- _Written task_: Check each line of the records below and collect those that include the word "Backup".

- _Supplied entries_:
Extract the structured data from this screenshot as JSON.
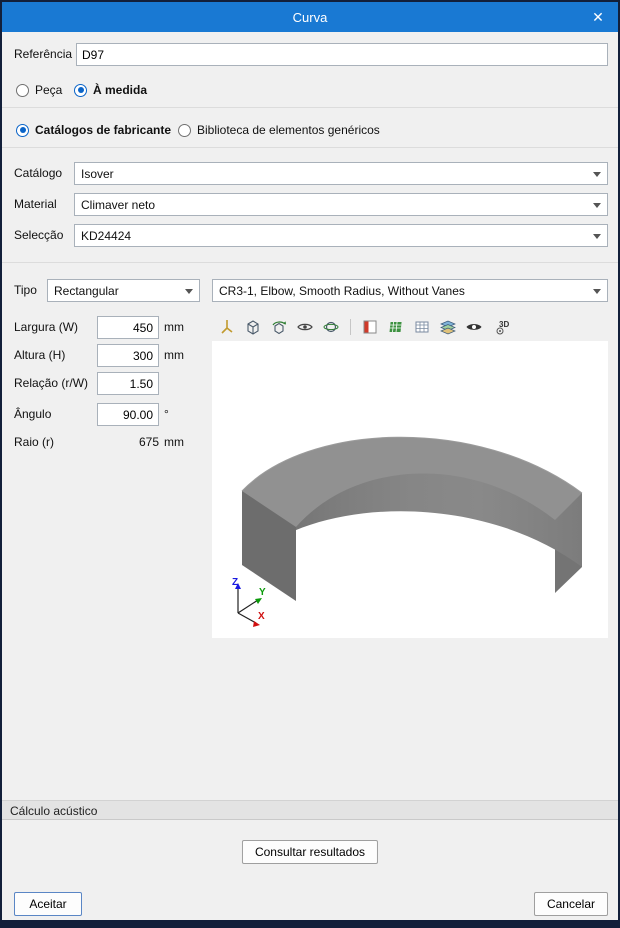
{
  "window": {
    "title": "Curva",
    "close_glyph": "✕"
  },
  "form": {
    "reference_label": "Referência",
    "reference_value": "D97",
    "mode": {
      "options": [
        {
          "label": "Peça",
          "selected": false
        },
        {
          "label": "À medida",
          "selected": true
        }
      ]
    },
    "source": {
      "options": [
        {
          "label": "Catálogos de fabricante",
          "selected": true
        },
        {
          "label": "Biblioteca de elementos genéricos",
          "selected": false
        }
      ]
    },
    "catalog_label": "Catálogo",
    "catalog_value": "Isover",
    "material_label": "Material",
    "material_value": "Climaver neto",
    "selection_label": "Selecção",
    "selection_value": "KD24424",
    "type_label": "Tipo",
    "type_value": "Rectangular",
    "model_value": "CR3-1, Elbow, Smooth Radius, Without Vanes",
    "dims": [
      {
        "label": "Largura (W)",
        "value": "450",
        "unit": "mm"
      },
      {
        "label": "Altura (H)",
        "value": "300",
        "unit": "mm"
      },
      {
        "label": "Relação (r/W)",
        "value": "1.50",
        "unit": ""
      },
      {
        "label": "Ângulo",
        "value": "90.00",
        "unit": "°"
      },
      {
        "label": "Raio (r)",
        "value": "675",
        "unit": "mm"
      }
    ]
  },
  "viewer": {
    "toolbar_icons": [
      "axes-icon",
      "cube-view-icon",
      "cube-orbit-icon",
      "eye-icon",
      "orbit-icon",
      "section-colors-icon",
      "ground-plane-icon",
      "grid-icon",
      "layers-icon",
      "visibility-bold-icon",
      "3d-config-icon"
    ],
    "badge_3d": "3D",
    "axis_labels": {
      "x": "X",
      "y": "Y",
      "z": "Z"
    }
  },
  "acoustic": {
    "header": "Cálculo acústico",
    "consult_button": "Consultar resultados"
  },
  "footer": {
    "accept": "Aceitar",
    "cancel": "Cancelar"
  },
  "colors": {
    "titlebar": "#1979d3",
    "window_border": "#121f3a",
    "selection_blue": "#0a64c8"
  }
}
...
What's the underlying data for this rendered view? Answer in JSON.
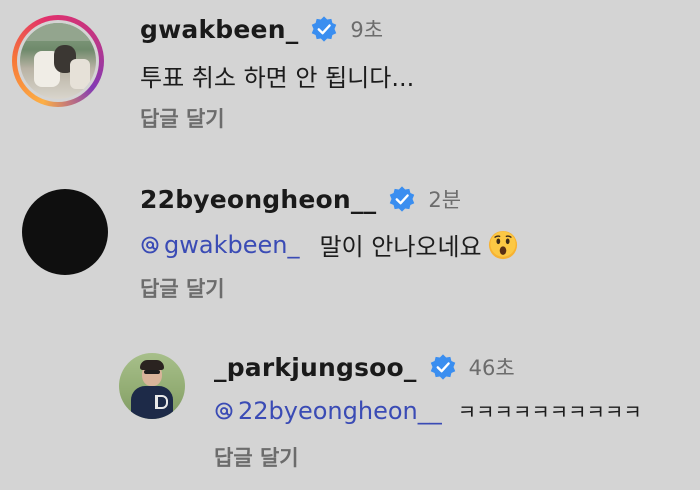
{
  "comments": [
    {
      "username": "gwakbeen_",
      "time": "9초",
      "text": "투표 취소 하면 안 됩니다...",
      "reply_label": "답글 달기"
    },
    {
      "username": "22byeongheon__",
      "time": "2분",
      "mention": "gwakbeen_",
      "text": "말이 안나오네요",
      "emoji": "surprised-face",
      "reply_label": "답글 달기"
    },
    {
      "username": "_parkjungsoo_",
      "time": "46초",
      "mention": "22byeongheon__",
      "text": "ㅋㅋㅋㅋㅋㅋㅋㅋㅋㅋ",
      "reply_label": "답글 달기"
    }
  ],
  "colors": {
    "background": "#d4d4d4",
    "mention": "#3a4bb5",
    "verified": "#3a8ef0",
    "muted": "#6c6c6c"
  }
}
==
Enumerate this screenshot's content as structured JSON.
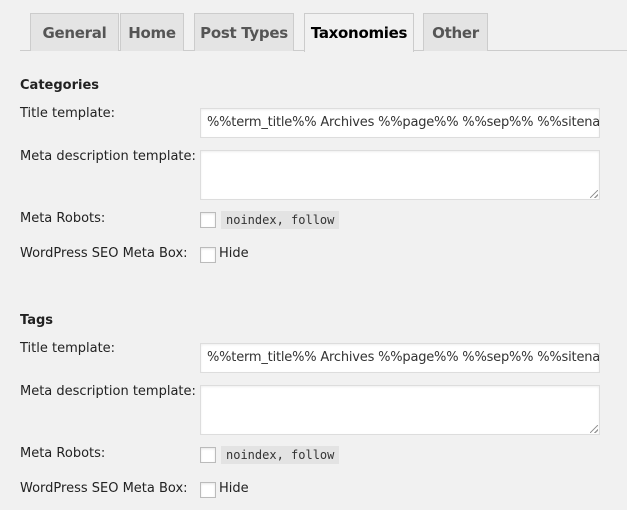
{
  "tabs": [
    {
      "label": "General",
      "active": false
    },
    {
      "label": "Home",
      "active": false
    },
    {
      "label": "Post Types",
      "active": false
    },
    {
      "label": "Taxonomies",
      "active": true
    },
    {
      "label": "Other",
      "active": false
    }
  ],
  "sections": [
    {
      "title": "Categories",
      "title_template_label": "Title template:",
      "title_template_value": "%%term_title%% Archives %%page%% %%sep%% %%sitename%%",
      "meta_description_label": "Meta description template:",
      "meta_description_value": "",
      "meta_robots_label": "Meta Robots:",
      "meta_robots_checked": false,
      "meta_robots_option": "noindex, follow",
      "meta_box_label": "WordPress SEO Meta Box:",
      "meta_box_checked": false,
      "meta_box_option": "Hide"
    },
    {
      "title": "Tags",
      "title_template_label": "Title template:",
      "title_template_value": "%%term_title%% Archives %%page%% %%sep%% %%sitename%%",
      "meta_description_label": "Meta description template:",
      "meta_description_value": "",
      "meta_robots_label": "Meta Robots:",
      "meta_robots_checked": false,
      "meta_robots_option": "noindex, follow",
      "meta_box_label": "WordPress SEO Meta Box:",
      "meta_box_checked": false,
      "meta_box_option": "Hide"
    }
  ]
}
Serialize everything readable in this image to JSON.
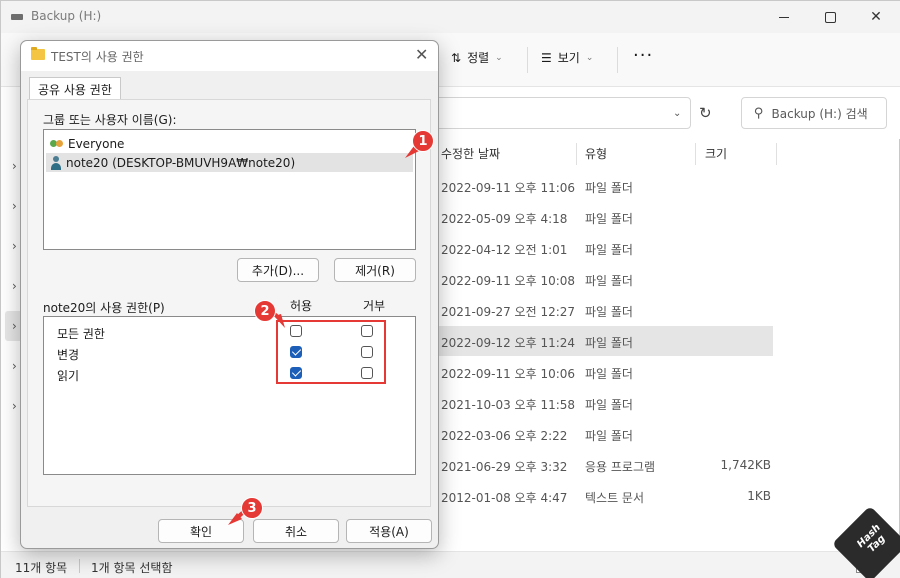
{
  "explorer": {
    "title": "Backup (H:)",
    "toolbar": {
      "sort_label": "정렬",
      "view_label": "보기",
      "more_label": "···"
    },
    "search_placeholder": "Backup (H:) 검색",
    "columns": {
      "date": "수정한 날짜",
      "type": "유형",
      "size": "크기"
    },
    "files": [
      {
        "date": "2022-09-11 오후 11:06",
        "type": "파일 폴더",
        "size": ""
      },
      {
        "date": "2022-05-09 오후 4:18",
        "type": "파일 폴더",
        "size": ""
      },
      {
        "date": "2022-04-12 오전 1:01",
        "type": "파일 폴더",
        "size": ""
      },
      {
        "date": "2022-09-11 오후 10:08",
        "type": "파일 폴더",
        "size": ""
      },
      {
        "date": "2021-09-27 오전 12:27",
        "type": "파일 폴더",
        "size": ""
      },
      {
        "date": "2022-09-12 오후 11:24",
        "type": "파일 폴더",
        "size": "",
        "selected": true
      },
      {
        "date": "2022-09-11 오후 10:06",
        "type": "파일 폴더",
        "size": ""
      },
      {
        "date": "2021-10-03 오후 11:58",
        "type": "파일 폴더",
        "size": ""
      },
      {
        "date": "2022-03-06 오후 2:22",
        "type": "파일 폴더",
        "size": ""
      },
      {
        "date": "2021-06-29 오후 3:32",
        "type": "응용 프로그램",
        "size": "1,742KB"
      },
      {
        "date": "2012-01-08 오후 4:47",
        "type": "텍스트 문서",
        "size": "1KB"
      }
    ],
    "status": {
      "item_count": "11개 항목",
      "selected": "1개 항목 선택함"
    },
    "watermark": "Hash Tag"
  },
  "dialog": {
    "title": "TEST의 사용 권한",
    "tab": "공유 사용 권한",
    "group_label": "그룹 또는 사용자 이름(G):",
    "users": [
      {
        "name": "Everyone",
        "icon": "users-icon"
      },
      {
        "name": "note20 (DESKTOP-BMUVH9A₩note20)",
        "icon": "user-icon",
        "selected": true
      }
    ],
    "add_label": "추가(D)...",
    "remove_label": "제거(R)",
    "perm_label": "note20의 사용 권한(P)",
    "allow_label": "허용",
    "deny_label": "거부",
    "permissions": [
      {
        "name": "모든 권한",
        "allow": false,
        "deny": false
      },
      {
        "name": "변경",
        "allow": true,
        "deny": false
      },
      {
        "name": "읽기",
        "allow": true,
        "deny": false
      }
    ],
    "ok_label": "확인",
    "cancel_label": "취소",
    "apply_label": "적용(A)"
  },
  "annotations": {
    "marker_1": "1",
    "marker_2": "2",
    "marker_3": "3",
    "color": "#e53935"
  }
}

- _Exercise answer_:
    "title": "Backup (H:)",
    "search_placeholder": "Backup (H:) 검색",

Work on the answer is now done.